### WHAT IS ASKED
Write out each line exactly as it stands, please.

### INFORMATION SUPPLIED
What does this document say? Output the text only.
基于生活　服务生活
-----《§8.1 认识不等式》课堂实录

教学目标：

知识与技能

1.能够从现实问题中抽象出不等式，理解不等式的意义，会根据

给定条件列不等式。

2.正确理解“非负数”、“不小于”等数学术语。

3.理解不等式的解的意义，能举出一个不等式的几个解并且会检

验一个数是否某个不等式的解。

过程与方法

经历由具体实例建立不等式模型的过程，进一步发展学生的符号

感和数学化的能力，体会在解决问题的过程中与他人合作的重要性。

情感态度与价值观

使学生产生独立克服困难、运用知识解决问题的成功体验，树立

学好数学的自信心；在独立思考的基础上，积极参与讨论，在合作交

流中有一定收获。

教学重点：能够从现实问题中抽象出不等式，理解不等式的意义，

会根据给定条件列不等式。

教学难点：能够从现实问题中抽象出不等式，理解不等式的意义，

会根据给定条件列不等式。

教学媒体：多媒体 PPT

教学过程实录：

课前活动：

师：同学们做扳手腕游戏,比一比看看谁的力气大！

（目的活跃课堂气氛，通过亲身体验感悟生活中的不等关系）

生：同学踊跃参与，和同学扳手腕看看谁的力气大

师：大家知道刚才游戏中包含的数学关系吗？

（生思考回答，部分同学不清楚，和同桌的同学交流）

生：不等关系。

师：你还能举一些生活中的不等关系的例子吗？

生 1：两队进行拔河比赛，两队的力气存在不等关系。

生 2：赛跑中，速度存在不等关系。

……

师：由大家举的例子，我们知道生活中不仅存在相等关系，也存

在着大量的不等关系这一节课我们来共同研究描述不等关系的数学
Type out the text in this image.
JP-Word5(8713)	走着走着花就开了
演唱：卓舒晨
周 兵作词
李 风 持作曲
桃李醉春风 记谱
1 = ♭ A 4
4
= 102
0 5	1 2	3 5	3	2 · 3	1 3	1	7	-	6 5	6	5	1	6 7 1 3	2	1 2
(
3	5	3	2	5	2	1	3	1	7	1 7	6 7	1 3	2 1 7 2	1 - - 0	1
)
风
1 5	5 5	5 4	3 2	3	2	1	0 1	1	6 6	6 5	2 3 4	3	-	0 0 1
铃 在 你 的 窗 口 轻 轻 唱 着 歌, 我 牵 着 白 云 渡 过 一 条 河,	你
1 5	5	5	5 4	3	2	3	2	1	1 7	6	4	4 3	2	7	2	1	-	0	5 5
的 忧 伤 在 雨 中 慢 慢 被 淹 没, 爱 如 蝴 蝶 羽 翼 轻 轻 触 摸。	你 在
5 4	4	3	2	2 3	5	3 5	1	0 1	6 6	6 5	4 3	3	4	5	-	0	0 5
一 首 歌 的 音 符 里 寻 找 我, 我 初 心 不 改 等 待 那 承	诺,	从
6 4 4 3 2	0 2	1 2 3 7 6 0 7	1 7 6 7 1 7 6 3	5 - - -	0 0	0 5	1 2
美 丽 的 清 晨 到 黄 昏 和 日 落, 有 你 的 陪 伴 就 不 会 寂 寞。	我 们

### CORRECT OUTPUT
What does this document say? Output the text only.
基于生活　服务生活
-----《§8.1 认识不等式》课堂实录

教学目标：

知识与技能

1.能够从现实问题中抽象出不等式，理解不等式的意义，会根据

给定条件列不等式。

2.正确理解“非负数”、“不小于”等数学术语。

3.理解不等式的解的意义，能举出一个不等式的几个解并且会检

验一个数是否某个不等式的解。

过程与方法

经历由具体实例建立不等式模型的过程，进一步发展学生的符号

感和数学化的能力，体会在解决问题的过程中与他人合作的重要性。

情感态度与价值观

使学生产生独立克服困难、运用知识解决问题的成功体验，树立

学好数学的自信心；在独立思考的基础上，积极参与讨论，在合作交

流中有一定收获。

教学重点：能够从现实问题中抽象出不等式，理解不等式的意义，

会根据给定条件列不等式。

教学难点：能够从现实问题中抽象出不等式，理解不等式的意义，

会根据给定条件列不等式。

教学媒体：多媒体 PPT

教学过程实录：

课前活动：

师：同学们做扳手腕游戏,比一比看看谁的力气大！

（目的活跃课堂气氛，通过亲身体验感悟生活中的不等关系）

生：同学踊跃参与，和同学扳手腕看看谁的力气大

师：大家知道刚才游戏中包含的数学关系吗？

（生思考回答，部分同学不清楚，和同桌的同学交流）

生：不等关系。

师：你还能举一些生活中的不等关系的例子吗？

生 1：两队进行拔河比赛，两队的力气存在不等关系。

生 2：赛跑中，速度存在不等关系。

……

师：由大家举的例子，我们知道生活中不仅存在相等关系，也存

在着大量的不等关系这一节课我们来共同研究描述不等关系的数学
Type out the text in this image.
JP-Word5(8713)	走着走着花就开了
演唱：卓舒晨
周 兵作词
李 风 持作曲
桃李醉春风 记谱
1 = ♭ A 4
4
= 102
0 5	1 2	3 5	3	2 · 3	1 3	1	7	-	6 5	6	5	1	6 7 1 3	2	1 2
(
3	5	3	2	5	2	1	3	1	7	1 7	6 7	1 3	2 1 7 2	1 - - 0	1
)
风
1 5	5 5	5 4	3 2	3	2	1	0 1	1	6 6	6 5	2 3 4	3	-	0 0 1
铃 在 你 的 窗 口 轻 轻 唱 着 歌, 我 牵 着 白 云 渡 过 一 条 河,	你
1 5	5	5	5 4	3	2	3	2	1	1 7	6	4	4 3	2	7	2	1	-	0	5 5
的 忧 伤 在 雨 中 慢 慢 被 淹 没, 爱 如 蝴 蝶 羽 翼 轻 轻 触 摸。	你 在
5 4	4	3	2	2 3	5	3 5	1	0 1	6 6	6 5	4 3	3	4	5	-	0	0 5
一 首 歌 的 音 符 里 寻 找 我, 我 初 心 不 改 等 待 那 承	诺,	从
6 4 4 3 2	0 2	1 2 3 7 6 0 7	1 7 6 7 1 7 6 3	5 - - -	0 0	0 5	1 2
美 丽 的 清 晨 到 黄 昏 和 日 落, 有 你 的 陪 伴 就 不 会 寂 寞。	我 们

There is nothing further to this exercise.